§ WHAT THIS TASK INVOLVES
Extract the lines that carry the string "TERMINAL" from the listing.

□ □ □ □

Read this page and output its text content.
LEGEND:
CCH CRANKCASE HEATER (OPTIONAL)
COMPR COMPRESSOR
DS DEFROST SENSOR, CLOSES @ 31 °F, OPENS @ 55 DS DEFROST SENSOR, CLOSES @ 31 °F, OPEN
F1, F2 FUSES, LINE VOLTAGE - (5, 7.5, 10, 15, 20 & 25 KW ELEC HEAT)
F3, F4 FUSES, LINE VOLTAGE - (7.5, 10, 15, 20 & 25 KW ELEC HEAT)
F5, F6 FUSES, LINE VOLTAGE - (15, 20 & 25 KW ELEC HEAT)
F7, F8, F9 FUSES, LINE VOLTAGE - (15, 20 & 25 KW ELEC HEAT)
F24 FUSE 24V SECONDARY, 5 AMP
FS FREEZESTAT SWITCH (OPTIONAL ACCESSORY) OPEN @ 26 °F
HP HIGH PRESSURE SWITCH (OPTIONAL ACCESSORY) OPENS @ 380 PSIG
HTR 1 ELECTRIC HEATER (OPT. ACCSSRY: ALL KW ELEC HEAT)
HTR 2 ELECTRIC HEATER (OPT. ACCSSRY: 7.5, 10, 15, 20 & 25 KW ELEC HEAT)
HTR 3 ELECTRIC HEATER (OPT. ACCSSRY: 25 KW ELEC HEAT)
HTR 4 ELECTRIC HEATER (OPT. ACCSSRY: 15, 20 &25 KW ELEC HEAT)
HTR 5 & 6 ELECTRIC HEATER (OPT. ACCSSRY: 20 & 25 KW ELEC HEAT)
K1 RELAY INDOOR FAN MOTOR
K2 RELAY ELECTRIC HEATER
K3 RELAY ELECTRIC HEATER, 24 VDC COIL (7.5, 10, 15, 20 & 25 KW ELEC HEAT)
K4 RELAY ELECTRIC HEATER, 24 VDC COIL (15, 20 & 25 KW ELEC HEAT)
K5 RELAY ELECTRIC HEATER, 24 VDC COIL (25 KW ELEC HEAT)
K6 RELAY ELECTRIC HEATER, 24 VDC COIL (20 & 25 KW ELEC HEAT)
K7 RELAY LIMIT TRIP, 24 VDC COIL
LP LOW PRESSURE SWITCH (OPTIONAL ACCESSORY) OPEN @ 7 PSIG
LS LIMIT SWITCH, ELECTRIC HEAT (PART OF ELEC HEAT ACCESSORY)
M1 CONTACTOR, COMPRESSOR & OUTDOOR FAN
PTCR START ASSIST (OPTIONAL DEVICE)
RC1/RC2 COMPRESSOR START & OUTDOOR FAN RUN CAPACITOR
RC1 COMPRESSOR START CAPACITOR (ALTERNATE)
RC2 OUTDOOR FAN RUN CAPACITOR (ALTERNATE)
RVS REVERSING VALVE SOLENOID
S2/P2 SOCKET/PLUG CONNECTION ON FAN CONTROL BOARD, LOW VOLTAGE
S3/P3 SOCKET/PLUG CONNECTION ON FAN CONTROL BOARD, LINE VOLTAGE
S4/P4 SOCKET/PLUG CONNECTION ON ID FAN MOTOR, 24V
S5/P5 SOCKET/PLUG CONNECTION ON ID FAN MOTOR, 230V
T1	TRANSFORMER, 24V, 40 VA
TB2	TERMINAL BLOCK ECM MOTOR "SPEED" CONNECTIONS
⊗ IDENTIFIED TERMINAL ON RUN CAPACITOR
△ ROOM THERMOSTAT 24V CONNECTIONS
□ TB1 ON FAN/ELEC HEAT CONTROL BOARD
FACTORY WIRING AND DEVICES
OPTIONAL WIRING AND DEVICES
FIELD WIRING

□ □ □ □

§ RESULT
TB2	TERMINAL BLOCK ECM MOTOR "SPEED" CONNECTIONS
⊗ IDENTIFIED TERMINAL ON RUN CAPACITOR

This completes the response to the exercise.